SET PROBLEM. Provide only the number of lines in the records below that include "Center".

▶

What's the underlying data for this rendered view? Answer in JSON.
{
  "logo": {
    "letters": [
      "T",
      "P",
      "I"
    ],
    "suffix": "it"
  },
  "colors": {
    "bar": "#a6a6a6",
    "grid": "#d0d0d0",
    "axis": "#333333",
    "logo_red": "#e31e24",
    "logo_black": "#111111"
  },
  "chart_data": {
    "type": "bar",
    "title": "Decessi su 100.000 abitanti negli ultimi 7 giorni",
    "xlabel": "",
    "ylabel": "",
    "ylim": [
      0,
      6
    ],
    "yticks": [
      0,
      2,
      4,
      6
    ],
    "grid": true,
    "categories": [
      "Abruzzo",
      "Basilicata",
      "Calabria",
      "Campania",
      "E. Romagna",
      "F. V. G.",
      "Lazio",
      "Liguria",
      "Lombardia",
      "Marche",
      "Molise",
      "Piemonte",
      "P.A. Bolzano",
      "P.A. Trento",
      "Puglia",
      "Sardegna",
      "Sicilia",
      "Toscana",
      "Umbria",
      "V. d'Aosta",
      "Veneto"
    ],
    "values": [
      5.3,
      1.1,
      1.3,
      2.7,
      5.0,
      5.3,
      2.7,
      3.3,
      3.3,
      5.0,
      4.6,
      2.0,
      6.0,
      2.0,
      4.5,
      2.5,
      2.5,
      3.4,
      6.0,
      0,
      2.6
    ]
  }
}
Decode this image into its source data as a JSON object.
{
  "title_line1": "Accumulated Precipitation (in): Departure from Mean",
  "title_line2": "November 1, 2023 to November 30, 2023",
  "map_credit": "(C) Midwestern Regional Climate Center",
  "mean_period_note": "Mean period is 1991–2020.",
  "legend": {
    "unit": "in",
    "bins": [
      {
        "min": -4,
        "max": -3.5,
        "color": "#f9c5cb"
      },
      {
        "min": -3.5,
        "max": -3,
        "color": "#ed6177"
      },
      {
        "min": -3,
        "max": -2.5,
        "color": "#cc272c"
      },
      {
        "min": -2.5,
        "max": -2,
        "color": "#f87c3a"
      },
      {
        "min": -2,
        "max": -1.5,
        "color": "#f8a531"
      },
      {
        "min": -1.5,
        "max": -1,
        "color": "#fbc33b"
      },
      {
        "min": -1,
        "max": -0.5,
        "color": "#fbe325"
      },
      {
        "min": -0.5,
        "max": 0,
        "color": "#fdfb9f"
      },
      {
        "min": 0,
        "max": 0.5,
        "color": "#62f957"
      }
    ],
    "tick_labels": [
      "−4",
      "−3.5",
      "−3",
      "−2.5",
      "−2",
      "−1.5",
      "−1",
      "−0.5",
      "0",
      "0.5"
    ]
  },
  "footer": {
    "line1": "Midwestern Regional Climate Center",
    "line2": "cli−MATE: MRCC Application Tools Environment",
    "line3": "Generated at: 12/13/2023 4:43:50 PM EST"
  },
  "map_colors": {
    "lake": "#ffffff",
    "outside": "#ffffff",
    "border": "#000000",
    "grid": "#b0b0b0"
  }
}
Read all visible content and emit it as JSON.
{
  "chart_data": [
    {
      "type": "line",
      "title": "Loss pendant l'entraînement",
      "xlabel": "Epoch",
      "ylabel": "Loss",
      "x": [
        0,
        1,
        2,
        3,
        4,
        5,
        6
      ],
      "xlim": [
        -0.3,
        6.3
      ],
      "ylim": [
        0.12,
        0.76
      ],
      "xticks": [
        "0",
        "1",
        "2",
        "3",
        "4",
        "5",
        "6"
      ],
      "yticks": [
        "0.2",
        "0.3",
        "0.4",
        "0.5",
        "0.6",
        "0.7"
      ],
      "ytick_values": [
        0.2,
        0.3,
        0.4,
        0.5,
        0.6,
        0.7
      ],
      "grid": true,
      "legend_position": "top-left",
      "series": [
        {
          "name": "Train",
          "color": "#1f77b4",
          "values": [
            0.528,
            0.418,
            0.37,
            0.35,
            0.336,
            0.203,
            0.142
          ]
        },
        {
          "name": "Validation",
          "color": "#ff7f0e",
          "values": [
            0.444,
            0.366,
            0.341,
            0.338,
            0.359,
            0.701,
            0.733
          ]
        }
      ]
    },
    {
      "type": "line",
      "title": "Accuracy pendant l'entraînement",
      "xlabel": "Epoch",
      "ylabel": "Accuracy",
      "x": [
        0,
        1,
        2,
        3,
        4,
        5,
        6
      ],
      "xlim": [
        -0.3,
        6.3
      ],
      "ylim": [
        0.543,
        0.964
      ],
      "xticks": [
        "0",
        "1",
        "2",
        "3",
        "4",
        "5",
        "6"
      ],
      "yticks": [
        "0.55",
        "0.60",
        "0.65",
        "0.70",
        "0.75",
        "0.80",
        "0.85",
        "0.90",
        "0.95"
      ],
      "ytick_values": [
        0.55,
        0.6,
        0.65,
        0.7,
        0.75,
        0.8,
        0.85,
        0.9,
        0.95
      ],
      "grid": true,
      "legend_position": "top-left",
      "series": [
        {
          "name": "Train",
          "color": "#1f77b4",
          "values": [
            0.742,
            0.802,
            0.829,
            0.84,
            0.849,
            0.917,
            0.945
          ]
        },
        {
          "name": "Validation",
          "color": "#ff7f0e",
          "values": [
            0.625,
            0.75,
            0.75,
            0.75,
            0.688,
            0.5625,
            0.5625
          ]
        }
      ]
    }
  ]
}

◀

SOLUTION FOR THIS TASK. 2